* **What is asked**
Copy out all the records, word for word.

* **Raw records**
#####

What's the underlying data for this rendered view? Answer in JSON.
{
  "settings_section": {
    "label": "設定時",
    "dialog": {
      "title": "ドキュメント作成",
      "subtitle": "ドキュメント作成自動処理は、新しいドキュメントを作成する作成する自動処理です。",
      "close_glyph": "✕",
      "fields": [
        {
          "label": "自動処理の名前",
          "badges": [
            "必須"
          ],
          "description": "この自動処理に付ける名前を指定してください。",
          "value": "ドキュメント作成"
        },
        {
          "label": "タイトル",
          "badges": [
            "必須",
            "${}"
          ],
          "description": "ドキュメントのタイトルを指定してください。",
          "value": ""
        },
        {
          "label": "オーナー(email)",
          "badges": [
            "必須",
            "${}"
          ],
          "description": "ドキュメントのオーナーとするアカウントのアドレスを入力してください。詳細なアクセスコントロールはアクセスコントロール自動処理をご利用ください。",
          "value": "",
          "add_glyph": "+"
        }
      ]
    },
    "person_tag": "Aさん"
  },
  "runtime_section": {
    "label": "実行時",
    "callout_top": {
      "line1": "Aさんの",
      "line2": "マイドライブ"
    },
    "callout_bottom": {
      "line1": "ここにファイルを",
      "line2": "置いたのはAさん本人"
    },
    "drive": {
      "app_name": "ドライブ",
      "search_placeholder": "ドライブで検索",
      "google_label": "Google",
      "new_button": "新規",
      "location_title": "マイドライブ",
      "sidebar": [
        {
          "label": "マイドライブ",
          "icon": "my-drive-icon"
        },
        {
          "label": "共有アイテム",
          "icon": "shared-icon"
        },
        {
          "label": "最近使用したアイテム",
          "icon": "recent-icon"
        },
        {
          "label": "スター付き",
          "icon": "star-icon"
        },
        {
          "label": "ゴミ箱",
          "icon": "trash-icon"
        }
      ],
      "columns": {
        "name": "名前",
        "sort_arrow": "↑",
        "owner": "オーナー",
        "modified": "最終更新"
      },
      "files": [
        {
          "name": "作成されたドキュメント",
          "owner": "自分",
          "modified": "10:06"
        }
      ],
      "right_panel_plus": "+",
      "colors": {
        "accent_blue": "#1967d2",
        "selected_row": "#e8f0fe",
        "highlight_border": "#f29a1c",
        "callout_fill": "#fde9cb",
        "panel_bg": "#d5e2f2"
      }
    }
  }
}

#####

* **Written response**
What's the underlying data for this rendered view? Answer in JSON.
{
  "settings_section": {
    "label": "設定時",
    "dialog": {
      "title": "ドキュメント作成",
      "subtitle": "ドキュメント作成自動処理は、新しいドキュメントを作成する作成する自動処理です。",
      "close_glyph": "✕",
      "fields": [
        {
          "label": "自動処理の名前",
          "badges": [
            "必須"
          ],
          "description": "この自動処理に付ける名前を指定してください。",
          "value": "ドキュメント作成"
        },
        {
          "label": "タイトル",
          "badges": [
            "必須",
            "${}"
          ],
          "description": "ドキュメントのタイトルを指定してください。",
          "value": ""
        },
        {
          "label": "オーナー(email)",
          "badges": [
            "必須",
            "${}"
          ],
          "description": "ドキュメントのオーナーとするアカウントのアドレスを入力してください。詳細なアクセスコントロールはアクセスコントロール自動処理をご利用ください。",
          "value": "",
          "add_glyph": "+"
        }
      ]
    },
    "person_tag": "Aさん"
  },
  "runtime_section": {
    "label": "実行時",
    "callout_top": {
      "line1": "Aさんの",
      "line2": "マイドライブ"
    },
    "callout_bottom": {
      "line1": "ここにファイルを",
      "line2": "置いたのはAさん本人"
    },
    "drive": {
      "app_name": "ドライブ",
      "search_placeholder": "ドライブで検索",
      "google_label": "Google",
      "new_button": "新規",
      "location_title": "マイドライブ",
      "sidebar": [
        {
          "label": "マイドライブ",
          "icon": "my-drive-icon"
        },
        {
          "label": "共有アイテム",
          "icon": "shared-icon"
        },
        {
          "label": "最近使用したアイテム",
          "icon": "recent-icon"
        },
        {
          "label": "スター付き",
          "icon": "star-icon"
        },
        {
          "label": "ゴミ箱",
          "icon": "trash-icon"
        }
      ],
      "columns": {
        "name": "名前",
        "sort_arrow": "↑",
        "owner": "オーナー",
        "modified": "最終更新"
      },
      "files": [
        {
          "name": "作成されたドキュメント",
          "owner": "自分",
          "modified": "10:06"
        }
      ],
      "right_panel_plus": "+",
      "colors": {
        "accent_blue": "#1967d2",
        "selected_row": "#e8f0fe",
        "highlight_border": "#f29a1c",
        "callout_fill": "#fde9cb",
        "panel_bg": "#d5e2f2"
      }
    }
  }
}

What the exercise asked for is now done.